▶ **DATA FOR THIS TASK**
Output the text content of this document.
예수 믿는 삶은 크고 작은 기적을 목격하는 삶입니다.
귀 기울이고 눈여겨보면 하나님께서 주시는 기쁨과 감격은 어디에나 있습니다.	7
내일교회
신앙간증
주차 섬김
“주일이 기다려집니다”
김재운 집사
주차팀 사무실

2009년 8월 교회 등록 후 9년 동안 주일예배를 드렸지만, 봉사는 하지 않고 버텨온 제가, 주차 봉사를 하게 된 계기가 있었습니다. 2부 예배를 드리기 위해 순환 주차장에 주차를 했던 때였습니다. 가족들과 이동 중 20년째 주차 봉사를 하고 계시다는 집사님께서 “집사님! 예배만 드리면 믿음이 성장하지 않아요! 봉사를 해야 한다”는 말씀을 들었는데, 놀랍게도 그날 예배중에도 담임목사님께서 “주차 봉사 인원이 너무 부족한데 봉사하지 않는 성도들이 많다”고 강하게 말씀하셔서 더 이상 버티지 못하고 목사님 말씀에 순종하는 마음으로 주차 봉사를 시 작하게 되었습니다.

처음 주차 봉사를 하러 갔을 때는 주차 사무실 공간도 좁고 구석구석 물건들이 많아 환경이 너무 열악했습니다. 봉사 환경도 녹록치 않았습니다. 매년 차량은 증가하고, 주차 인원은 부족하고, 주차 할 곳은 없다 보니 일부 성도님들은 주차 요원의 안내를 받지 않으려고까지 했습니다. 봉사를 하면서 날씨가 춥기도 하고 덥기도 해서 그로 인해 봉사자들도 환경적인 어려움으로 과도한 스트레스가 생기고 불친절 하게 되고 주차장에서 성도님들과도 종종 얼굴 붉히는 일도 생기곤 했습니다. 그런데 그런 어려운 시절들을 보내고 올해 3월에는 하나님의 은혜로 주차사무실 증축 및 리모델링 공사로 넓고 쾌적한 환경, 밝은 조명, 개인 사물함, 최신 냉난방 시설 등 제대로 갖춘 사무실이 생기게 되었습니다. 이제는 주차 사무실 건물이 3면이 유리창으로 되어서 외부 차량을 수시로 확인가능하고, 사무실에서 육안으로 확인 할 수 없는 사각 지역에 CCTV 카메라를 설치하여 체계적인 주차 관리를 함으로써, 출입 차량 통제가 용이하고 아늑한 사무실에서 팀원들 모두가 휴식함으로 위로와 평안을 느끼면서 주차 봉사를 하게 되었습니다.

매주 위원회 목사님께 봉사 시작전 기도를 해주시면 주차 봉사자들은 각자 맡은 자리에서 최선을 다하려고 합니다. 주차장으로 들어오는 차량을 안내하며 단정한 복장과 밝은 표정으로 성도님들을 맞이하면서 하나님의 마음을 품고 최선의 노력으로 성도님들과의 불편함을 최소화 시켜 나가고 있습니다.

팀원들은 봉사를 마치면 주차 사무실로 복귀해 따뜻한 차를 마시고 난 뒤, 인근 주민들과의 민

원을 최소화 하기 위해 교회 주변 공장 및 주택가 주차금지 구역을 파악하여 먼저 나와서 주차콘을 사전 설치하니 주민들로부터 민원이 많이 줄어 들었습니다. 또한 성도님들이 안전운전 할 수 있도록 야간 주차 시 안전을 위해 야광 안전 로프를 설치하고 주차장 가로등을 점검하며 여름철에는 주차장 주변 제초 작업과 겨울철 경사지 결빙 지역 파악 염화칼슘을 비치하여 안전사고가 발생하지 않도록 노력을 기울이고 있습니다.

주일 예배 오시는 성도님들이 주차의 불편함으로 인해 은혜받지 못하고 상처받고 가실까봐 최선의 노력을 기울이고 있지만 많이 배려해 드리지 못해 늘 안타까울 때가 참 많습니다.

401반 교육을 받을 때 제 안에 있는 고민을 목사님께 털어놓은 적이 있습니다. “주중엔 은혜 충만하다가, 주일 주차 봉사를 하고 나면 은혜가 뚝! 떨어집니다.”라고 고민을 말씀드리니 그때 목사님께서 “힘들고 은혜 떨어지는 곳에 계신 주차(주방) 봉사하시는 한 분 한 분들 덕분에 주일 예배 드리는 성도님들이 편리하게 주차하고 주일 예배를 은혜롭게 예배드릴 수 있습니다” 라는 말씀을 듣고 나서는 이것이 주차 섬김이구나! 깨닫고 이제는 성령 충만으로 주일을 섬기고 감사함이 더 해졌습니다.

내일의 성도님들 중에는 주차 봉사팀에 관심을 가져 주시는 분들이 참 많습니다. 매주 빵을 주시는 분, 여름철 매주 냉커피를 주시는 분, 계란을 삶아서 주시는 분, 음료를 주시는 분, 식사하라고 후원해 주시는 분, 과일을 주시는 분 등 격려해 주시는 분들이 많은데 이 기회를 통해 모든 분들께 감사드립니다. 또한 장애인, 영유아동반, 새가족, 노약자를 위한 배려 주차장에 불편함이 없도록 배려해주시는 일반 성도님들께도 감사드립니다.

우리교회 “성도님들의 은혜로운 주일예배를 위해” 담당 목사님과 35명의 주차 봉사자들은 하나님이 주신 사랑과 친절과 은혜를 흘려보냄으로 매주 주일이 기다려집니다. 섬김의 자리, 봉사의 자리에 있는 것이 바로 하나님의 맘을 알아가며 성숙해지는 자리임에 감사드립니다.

▶ **GOAL**
Output the records above in their entirety, exactly.

▶ **FINISHED TASK**
Output the text content of this document.
예수 믿는 삶은 크고 작은 기적을 목격하는 삶입니다.
귀 기울이고 눈여겨보면 하나님께서 주시는 기쁨과 감격은 어디에나 있습니다.	7
내일교회
신앙간증
주차 섬김
“주일이 기다려집니다”
김재운 집사
주차팀 사무실

2009년 8월 교회 등록 후 9년 동안 주일예배를 드렸지만, 봉사는 하지 않고 버텨온 제가, 주차 봉사를 하게 된 계기가 있었습니다. 2부 예배를 드리기 위해 순환 주차장에 주차를 했던 때였습니다. 가족들과 이동 중 20년째 주차 봉사를 하고 계시다는 집사님께서 “집사님! 예배만 드리면 믿음이 성장하지 않아요! 봉사를 해야 한다”는 말씀을 들었는데, 놀랍게도 그날 예배중에도 담임목사님께서 “주차 봉사 인원이 너무 부족한데 봉사하지 않는 성도들이 많다”고 강하게 말씀하셔서 더 이상 버티지 못하고 목사님 말씀에 순종하는 마음으로 주차 봉사를 시 작하게 되었습니다.

처음 주차 봉사를 하러 갔을 때는 주차 사무실 공간도 좁고 구석구석 물건들이 많아 환경이 너무 열악했습니다. 봉사 환경도 녹록치 않았습니다. 매년 차량은 증가하고, 주차 인원은 부족하고, 주차 할 곳은 없다 보니 일부 성도님들은 주차 요원의 안내를 받지 않으려고까지 했습니다. 봉사를 하면서 날씨가 춥기도 하고 덥기도 해서 그로 인해 봉사자들도 환경적인 어려움으로 과도한 스트레스가 생기고 불친절 하게 되고 주차장에서 성도님들과도 종종 얼굴 붉히는 일도 생기곤 했습니다. 그런데 그런 어려운 시절들을 보내고 올해 3월에는 하나님의 은혜로 주차사무실 증축 및 리모델링 공사로 넓고 쾌적한 환경, 밝은 조명, 개인 사물함, 최신 냉난방 시설 등 제대로 갖춘 사무실이 생기게 되었습니다. 이제는 주차 사무실 건물이 3면이 유리창으로 되어서 외부 차량을 수시로 확인가능하고, 사무실에서 육안으로 확인 할 수 없는 사각 지역에 CCTV 카메라를 설치하여 체계적인 주차 관리를 함으로써, 출입 차량 통제가 용이하고 아늑한 사무실에서 팀원들 모두가 휴식함으로 위로와 평안을 느끼면서 주차 봉사를 하게 되었습니다.

매주 위원회 목사님께 봉사 시작전 기도를 해주시면 주차 봉사자들은 각자 맡은 자리에서 최선을 다하려고 합니다. 주차장으로 들어오는 차량을 안내하며 단정한 복장과 밝은 표정으로 성도님들을 맞이하면서 하나님의 마음을 품고 최선의 노력으로 성도님들과의 불편함을 최소화 시켜 나가고 있습니다.

팀원들은 봉사를 마치면 주차 사무실로 복귀해 따뜻한 차를 마시고 난 뒤, 인근 주민들과의 민

원을 최소화 하기 위해 교회 주변 공장 및 주택가 주차금지 구역을 파악하여 먼저 나와서 주차콘을 사전 설치하니 주민들로부터 민원이 많이 줄어 들었습니다. 또한 성도님들이 안전운전 할 수 있도록 야간 주차 시 안전을 위해 야광 안전 로프를 설치하고 주차장 가로등을 점검하며 여름철에는 주차장 주변 제초 작업과 겨울철 경사지 결빙 지역 파악 염화칼슘을 비치하여 안전사고가 발생하지 않도록 노력을 기울이고 있습니다.

주일 예배 오시는 성도님들이 주차의 불편함으로 인해 은혜받지 못하고 상처받고 가실까봐 최선의 노력을 기울이고 있지만 많이 배려해 드리지 못해 늘 안타까울 때가 참 많습니다.

401반 교육을 받을 때 제 안에 있는 고민을 목사님께 털어놓은 적이 있습니다. “주중엔 은혜 충만하다가, 주일 주차 봉사를 하고 나면 은혜가 뚝! 떨어집니다.”라고 고민을 말씀드리니 그때 목사님께서 “힘들고 은혜 떨어지는 곳에 계신 주차(주방) 봉사하시는 한 분 한 분들 덕분에 주일 예배 드리는 성도님들이 편리하게 주차하고 주일 예배를 은혜롭게 예배드릴 수 있습니다” 라는 말씀을 듣고 나서는 이것이 주차 섬김이구나! 깨닫고 이제는 성령 충만으로 주일을 섬기고 감사함이 더 해졌습니다.

내일의 성도님들 중에는 주차 봉사팀에 관심을 가져 주시는 분들이 참 많습니다. 매주 빵을 주시는 분, 여름철 매주 냉커피를 주시는 분, 계란을 삶아서 주시는 분, 음료를 주시는 분, 식사하라고 후원해 주시는 분, 과일을 주시는 분 등 격려해 주시는 분들이 많은데 이 기회를 통해 모든 분들께 감사드립니다. 또한 장애인, 영유아동반, 새가족, 노약자를 위한 배려 주차장에 불편함이 없도록 배려해주시는 일반 성도님들께도 감사드립니다.

우리교회 “성도님들의 은혜로운 주일예배를 위해” 담당 목사님과 35명의 주차 봉사자들은 하나님이 주신 사랑과 친절과 은혜를 흘려보냄으로 매주 주일이 기다려집니다. 섬김의 자리, 봉사의 자리에 있는 것이 바로 하나님의 맘을 알아가며 성숙해지는 자리임에 감사드립니다.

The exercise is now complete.